▶ _Tasks and exercises_
a) In the forum thread about an Urban Studies output style, write out the passage starting at "(Ball, 1998), (Edwards, 2002a), (Haughton" and ending at "the following examples.", replacing "double-spaced" with "single-spaced".
b) In the forum thread about an Urban Studies output style, what should a citation use when no person is named as author?

▶ _Text shown_
◇ ◇ ◇
Urban Studies?

Hi: does anyone have an output style for Urban Studies and willing to share it?

Best,

Are Knudsen

CMi, Bergen

www.cmi.no

Hi: does anyone have an output style for Urban Studies and willing to share it?

Best,

Are Knudsen

CMi, Bergen

www.cmi.no

Here (http://www.endnote.com/support/enstyles.asp) there is a suggest a style link.  It isn’t too different from other (Author, Year) styles and should be easily adapted from an existing style, or check the sticky topic in this forum “Style Templates Collection” which has a whole collection, as long as you have an idea what format you are looking for.  I made the effort of looking it up for you.  It isn’t in the Endnote collection yet, but looks very much like the attached. This will need some tweaking but it is close.  The power of endnote is that you can adapt any style to your needs.  Have a go!

Oh and the journal is quite unusual in that it appears to keep each publication citation in separate parentheses rather than combining them (and kept in parentheses even when used as the noun in a sentence!).  You will need to enter each one and separate them with a comma space to ensure Endnote doesn’t combine them into one.  

If you are asking for help, it is really nice if you include the author instructions link and some examples, so we don’t have to do that work for you too.  (Especially in a second posting of the same request.)

 For Urban Studies the link is http://www.sagepub.com/journalsProdDesc.nav?ct_p=manuscriptSubmission&prodId=Journal201866 

and the author instructions are:

References

References should be indicated in the text by the surname of the author(s) with the year of publication as shown below. References to more than one publication by the same author in the same year should be distinguished alphabetically with a, b, c, etc. The abbreviated author and the date references should be placed in parentheses unless the name forms part of the text. The relevant page(s) may be given if necessary. Examples:

(Ball, 1998), (Edwards, 2002a), (Haughton and Hunter, 1994, p. 130) demonstrated that………

If no person is named as author, the name of the appropriate body should be used: e.g. (US Bureau of the Census, 1996).

In the case of multi-authored articles, all authors should be named in the list of References.

The full list of references should be typed in alphabetical order, double-spaced, on a separate sheet at the end of the article, in form of the following examples.

Yeoh, B. S. A. (2004) Cosmopolitanism and its Exclusions in Singapore, Urban Studies, 41, pp. 2431-2445.

Jargowsky, P. (2002) Sprawl, concentration of poverty, and urban inequality, in: G. Squires (Ed.) Urban Sprawl: Causes, Consequences and Policy Responses, pp. 39-72. Washington, DC: The Urban Institute.

Riddell, R. (2004) Sustainable Urban Planning: Tipping the Balance. Oxford: Blackwell Publishing.
◇ ◇ ◇
Recorded data
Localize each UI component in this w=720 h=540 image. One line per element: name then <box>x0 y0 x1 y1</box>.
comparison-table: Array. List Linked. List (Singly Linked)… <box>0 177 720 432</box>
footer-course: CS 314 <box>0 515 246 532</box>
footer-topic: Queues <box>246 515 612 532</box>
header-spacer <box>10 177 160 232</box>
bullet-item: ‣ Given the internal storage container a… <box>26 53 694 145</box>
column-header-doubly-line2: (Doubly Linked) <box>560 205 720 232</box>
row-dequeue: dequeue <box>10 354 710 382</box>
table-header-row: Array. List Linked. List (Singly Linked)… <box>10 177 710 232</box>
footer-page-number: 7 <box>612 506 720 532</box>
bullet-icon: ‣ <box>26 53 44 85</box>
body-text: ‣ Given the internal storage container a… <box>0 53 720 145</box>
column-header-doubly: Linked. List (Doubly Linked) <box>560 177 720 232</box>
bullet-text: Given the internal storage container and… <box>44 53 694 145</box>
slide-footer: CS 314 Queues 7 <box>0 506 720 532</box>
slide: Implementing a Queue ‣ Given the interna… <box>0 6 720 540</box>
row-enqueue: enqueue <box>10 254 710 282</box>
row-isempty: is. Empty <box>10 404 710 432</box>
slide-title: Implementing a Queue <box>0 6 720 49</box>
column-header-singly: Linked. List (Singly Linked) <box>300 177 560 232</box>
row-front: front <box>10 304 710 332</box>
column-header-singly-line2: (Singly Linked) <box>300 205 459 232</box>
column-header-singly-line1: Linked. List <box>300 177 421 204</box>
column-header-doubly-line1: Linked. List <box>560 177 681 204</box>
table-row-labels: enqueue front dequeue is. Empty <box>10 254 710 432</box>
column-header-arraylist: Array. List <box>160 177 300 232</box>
◇ ◇ ◇
▶ _Answers in order_
a)
(Ball, 1998), (Edwards, 2002a), (Haughton and Hunter, 1994, p. 130) demonstrated that………

If no person is named as author, the name of the appropriate body should be used: e.g. (US Bureau of the Census, 1996).

In the case of multi-authored articles, all authors should be named in the list of References.

The full list of references should be typed in alphabetical order, single-spaced, on a separate sheet at the end of the article, in form of the following examples.

b) The name of the appropriate body, e.g. (US Bureau of the Census, 1996).